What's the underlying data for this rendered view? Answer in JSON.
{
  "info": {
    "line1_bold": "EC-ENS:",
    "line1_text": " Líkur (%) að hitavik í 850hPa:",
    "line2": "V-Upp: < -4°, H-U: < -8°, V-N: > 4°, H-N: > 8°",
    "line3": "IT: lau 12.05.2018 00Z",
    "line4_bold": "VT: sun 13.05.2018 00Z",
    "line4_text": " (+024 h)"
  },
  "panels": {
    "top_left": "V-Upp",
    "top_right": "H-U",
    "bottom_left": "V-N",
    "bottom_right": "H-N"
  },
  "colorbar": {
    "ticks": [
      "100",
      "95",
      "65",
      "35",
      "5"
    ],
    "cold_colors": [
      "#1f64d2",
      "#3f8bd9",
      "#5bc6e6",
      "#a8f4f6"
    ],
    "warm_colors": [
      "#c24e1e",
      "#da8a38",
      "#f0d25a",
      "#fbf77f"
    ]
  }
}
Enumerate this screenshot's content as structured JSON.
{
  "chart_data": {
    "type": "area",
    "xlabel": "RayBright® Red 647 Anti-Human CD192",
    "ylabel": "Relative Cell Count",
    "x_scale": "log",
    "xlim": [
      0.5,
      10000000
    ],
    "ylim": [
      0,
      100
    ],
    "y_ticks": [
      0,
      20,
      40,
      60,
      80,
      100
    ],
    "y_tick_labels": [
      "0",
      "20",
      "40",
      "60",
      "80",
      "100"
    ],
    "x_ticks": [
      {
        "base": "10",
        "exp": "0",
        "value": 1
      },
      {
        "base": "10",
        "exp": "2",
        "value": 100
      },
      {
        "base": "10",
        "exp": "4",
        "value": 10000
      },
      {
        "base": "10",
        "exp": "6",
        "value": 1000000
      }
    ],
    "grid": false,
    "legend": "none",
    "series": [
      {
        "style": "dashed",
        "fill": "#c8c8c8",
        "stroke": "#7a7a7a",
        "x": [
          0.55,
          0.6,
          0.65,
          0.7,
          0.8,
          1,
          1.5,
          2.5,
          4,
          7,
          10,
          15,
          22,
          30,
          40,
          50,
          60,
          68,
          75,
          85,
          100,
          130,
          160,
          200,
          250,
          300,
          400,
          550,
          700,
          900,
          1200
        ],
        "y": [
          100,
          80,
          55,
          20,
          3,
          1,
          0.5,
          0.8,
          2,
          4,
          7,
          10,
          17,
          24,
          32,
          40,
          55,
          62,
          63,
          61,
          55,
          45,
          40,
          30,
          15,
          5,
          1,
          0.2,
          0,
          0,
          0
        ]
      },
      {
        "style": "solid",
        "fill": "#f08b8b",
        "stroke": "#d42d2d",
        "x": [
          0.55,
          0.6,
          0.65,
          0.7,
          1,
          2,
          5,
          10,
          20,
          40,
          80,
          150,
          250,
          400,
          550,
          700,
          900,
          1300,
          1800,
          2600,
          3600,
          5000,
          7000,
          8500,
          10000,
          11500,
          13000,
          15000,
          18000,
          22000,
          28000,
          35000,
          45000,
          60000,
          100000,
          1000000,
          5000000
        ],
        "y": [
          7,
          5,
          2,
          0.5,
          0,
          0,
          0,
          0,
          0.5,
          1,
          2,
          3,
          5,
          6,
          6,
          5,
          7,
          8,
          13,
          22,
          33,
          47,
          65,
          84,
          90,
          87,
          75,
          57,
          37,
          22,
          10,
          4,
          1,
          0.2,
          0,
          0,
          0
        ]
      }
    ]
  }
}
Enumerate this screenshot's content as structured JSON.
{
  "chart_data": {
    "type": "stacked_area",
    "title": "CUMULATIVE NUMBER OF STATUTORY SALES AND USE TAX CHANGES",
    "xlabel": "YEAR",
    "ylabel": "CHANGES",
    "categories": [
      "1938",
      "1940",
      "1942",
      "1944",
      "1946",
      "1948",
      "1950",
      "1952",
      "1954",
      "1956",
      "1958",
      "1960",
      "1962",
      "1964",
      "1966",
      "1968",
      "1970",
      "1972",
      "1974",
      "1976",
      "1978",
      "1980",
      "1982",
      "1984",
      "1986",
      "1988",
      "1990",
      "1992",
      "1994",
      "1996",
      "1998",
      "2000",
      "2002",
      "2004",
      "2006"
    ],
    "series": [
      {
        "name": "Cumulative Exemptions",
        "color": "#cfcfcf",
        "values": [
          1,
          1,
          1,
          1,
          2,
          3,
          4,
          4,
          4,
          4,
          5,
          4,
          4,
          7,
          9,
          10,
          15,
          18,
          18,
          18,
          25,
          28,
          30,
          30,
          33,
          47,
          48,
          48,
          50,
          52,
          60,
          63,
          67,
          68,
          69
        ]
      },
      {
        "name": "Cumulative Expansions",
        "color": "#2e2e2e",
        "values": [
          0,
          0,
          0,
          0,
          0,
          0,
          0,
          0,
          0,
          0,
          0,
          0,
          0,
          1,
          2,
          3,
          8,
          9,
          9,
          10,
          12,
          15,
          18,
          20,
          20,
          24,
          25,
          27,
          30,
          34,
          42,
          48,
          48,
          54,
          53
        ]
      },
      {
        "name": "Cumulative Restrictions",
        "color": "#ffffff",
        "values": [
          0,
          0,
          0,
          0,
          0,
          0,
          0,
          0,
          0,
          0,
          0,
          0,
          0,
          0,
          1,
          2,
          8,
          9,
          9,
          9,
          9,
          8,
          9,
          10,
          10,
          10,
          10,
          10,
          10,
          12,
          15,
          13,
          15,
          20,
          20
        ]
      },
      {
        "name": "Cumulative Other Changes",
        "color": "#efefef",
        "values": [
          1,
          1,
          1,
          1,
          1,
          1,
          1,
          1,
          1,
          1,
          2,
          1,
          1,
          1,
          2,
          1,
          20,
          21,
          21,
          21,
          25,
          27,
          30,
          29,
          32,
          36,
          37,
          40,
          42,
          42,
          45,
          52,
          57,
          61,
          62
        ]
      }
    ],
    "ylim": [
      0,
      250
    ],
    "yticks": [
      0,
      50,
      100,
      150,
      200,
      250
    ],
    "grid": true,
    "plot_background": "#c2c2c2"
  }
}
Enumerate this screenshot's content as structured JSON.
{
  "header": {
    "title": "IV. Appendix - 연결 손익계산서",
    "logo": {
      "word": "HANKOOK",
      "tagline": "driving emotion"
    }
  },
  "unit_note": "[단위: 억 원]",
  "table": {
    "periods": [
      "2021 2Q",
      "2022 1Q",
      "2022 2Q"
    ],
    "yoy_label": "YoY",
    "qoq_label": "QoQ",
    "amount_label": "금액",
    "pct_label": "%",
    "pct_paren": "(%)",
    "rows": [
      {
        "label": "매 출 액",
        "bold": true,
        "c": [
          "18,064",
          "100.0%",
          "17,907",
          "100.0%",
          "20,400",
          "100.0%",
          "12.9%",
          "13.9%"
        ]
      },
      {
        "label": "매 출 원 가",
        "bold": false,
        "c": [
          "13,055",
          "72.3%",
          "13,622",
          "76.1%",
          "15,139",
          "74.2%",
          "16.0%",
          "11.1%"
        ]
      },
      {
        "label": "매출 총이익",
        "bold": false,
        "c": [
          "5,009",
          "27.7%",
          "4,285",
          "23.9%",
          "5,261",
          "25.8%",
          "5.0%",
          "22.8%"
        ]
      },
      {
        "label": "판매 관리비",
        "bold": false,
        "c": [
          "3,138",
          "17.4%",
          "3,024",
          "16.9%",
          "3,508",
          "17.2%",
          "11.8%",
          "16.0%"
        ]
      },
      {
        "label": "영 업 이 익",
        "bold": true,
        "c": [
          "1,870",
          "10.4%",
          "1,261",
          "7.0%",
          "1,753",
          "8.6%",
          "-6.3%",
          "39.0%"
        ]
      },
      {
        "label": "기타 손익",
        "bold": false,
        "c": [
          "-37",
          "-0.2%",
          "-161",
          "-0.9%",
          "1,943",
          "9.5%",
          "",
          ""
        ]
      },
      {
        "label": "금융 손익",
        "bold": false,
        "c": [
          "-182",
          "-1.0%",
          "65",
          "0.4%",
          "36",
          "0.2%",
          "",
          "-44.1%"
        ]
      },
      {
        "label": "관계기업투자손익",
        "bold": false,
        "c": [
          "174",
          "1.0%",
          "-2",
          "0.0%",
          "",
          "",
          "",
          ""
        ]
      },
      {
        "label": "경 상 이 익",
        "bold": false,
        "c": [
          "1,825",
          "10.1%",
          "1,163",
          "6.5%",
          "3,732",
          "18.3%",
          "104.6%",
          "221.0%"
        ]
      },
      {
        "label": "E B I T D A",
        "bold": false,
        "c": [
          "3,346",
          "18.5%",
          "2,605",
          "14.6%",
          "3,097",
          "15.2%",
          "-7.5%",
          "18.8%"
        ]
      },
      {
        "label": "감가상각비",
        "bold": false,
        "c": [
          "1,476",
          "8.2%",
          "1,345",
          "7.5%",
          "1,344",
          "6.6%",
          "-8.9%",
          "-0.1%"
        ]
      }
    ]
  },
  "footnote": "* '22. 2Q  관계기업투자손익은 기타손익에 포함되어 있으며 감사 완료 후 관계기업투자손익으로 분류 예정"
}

════════

Gather each line of the listing containing the word "name" and show it.

-- Answer to this exercise --
        "name": "Cumulative Exemptions",
        "name": "Cumulative Expansions",
        "name": "Cumulative Restrictions",
        "name": "Cumulative Other Changes",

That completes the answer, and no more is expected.